Short task: Return all entries word for word, but drop any images.

[Saved entries]
______________________________
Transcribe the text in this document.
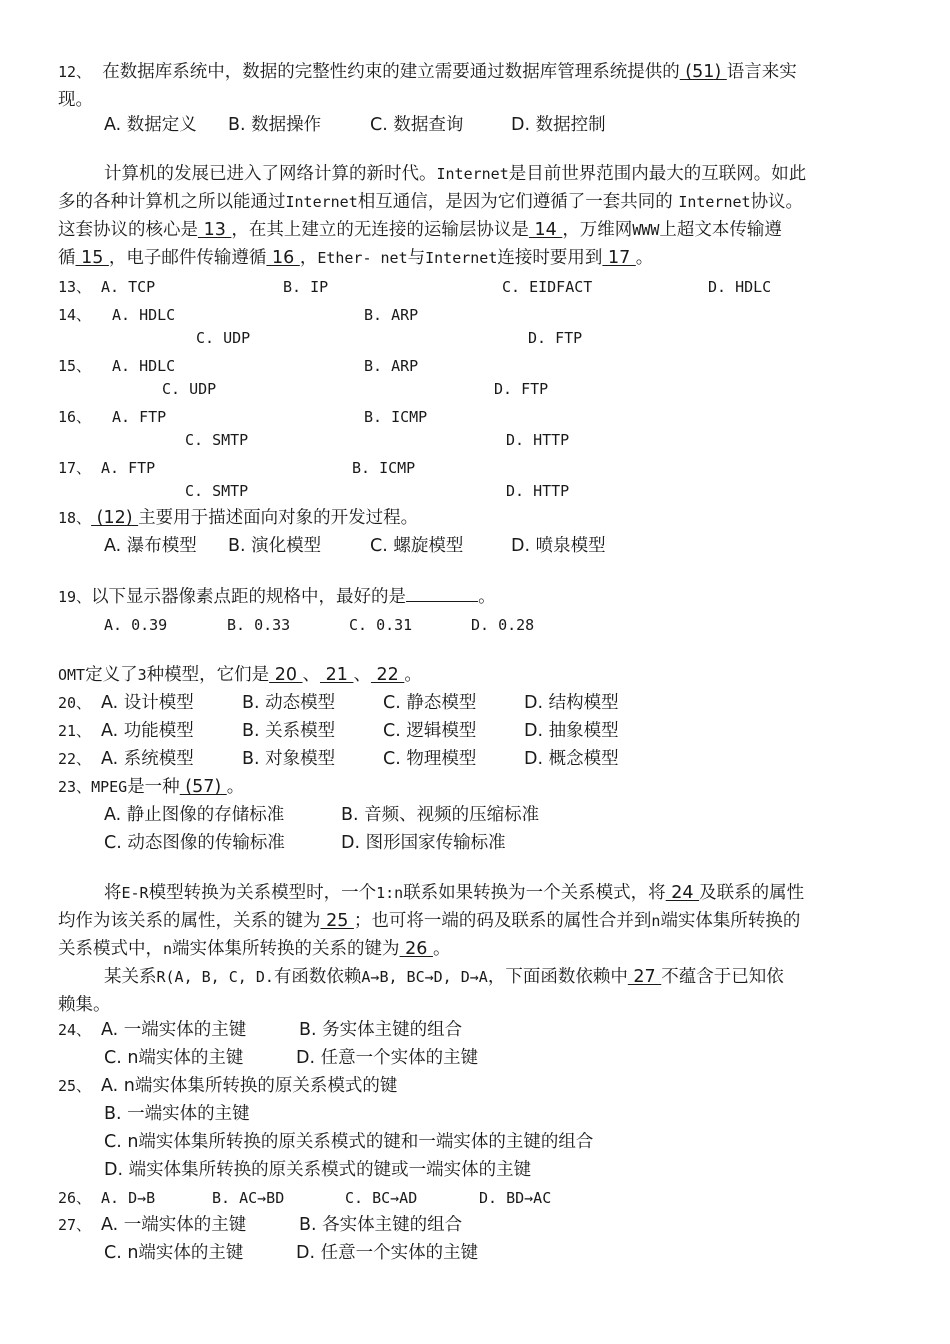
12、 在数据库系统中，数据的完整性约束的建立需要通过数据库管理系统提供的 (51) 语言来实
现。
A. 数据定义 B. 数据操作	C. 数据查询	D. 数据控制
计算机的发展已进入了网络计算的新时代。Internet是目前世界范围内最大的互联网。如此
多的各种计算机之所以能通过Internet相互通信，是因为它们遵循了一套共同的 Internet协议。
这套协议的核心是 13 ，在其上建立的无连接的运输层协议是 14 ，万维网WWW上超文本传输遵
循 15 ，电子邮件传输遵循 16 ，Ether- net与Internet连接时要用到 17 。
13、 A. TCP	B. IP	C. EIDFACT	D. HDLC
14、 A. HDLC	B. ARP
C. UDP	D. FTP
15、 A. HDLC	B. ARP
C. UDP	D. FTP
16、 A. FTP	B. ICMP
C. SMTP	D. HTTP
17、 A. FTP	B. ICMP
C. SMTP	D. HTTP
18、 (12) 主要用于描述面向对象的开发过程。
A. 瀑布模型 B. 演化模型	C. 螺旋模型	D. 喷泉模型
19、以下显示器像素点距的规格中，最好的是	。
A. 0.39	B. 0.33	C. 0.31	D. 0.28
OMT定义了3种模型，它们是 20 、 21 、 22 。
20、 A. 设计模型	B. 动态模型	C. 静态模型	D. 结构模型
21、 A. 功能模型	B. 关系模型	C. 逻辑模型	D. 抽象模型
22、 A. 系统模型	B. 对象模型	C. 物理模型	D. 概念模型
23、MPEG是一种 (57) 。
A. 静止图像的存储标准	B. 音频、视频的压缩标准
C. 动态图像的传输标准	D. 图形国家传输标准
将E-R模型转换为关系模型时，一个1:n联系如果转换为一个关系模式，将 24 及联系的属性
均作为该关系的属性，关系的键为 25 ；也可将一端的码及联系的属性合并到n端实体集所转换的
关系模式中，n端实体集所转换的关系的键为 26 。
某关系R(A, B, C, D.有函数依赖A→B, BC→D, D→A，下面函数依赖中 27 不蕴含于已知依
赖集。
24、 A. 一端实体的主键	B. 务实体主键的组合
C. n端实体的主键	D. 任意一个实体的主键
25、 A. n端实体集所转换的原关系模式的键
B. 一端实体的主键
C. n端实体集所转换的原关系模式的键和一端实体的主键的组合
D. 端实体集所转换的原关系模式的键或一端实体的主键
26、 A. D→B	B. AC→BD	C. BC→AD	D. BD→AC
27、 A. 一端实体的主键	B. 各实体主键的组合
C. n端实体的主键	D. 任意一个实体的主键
______________________________
Reply to the exercise:
Transcribe the text in this document.
12、 在数据库系统中，数据的完整性约束的建立需要通过数据库管理系统提供的 (51) 语言来实
现。
A. 数据定义 B. 数据操作	C. 数据查询	D. 数据控制
计算机的发展已进入了网络计算的新时代。Internet是目前世界范围内最大的互联网。如此
多的各种计算机之所以能通过Internet相互通信，是因为它们遵循了一套共同的 Internet协议。
这套协议的核心是 13 ，在其上建立的无连接的运输层协议是 14 ，万维网WWW上超文本传输遵
循 15 ，电子邮件传输遵循 16 ，Ether- net与Internet连接时要用到 17 。
13、 A. TCP	B. IP	C. EIDFACT	D. HDLC
14、 A. HDLC	B. ARP
C. UDP	D. FTP
15、 A. HDLC	B. ARP
C. UDP	D. FTP
16、 A. FTP	B. ICMP
C. SMTP	D. HTTP
17、 A. FTP	B. ICMP
C. SMTP	D. HTTP
18、 (12) 主要用于描述面向对象的开发过程。
A. 瀑布模型 B. 演化模型	C. 螺旋模型	D. 喷泉模型
19、以下显示器像素点距的规格中，最好的是	。
A. 0.39	B. 0.33	C. 0.31	D. 0.28
OMT定义了3种模型，它们是 20 、 21 、 22 。
20、 A. 设计模型	B. 动态模型	C. 静态模型	D. 结构模型
21、 A. 功能模型	B. 关系模型	C. 逻辑模型	D. 抽象模型
22、 A. 系统模型	B. 对象模型	C. 物理模型	D. 概念模型
23、MPEG是一种 (57) 。
A. 静止图像的存储标准	B. 音频、视频的压缩标准
C. 动态图像的传输标准	D. 图形国家传输标准
将E-R模型转换为关系模型时，一个1:n联系如果转换为一个关系模式，将 24 及联系的属性
均作为该关系的属性，关系的键为 25 ；也可将一端的码及联系的属性合并到n端实体集所转换的
关系模式中，n端实体集所转换的关系的键为 26 。
某关系R(A, B, C, D.有函数依赖A→B, BC→D, D→A，下面函数依赖中 27 不蕴含于已知依
赖集。
24、 A. 一端实体的主键	B. 务实体主键的组合
C. n端实体的主键	D. 任意一个实体的主键
25、 A. n端实体集所转换的原关系模式的键
B. 一端实体的主键
C. n端实体集所转换的原关系模式的键和一端实体的主键的组合
D. 端实体集所转换的原关系模式的键或一端实体的主键
26、 A. D→B	B. AC→BD	C. BC→AD	D. BD→AC
27、 A. 一端实体的主键	B. 各实体主键的组合
C. n端实体的主键	D. 任意一个实体的主键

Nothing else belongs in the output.